__Set exercise__: List the lines of this listing that hold the word "Dreams".

__Listing__:

· · · ·

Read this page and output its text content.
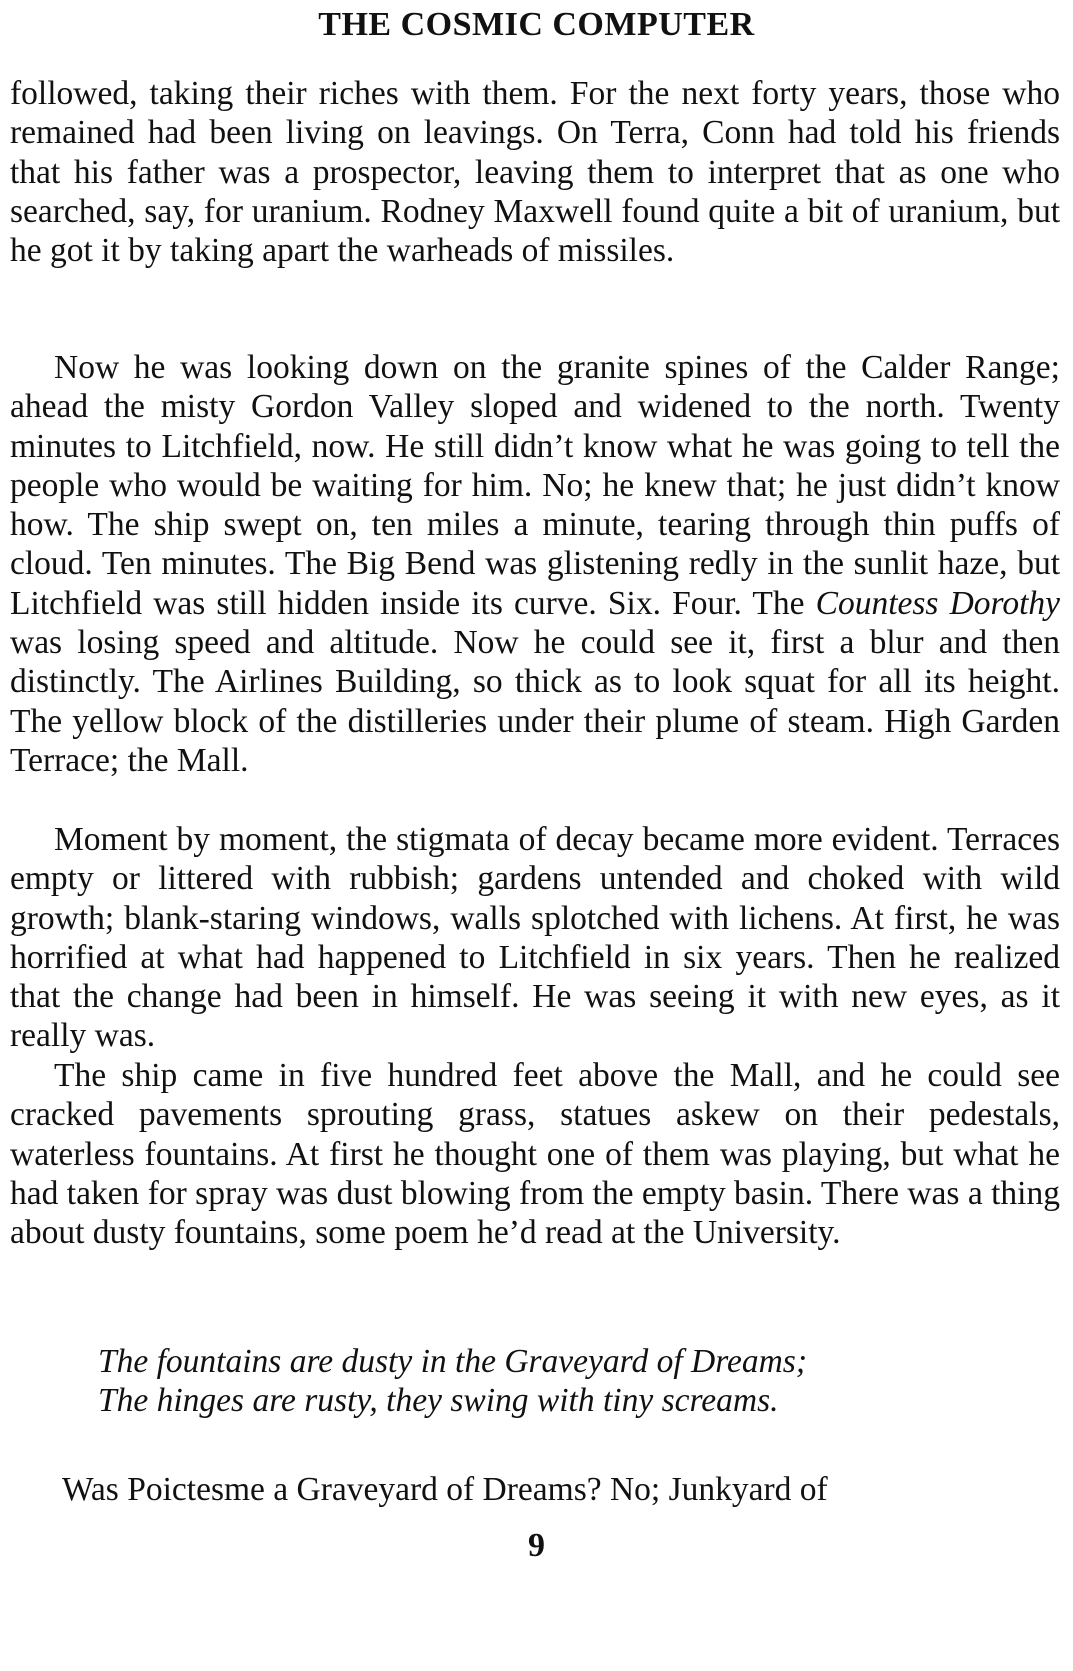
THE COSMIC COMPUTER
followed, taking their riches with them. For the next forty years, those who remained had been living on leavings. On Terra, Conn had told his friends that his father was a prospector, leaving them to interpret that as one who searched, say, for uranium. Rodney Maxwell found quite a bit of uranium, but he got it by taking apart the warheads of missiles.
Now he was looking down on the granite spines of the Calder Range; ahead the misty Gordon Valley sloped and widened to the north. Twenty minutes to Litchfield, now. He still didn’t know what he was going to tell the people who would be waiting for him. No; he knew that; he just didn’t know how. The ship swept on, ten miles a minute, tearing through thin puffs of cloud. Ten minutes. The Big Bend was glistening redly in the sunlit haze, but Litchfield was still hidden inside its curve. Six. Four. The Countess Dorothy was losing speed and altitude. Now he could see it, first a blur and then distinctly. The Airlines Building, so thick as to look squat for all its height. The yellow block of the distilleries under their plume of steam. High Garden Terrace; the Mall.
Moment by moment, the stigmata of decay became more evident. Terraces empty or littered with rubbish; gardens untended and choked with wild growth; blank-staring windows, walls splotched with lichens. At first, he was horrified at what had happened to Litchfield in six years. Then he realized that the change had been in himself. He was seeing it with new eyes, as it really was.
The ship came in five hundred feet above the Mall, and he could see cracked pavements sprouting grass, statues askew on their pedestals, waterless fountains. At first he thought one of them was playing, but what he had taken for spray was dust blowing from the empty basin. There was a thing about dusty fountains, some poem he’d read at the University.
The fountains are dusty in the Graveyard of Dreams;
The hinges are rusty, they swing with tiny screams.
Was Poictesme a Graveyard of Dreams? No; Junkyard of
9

· · · ·

__Response for this exercise__:
The fountains are dusty in the Graveyard of Dreams;
Was Poictesme a Graveyard of Dreams? No; Junkyard of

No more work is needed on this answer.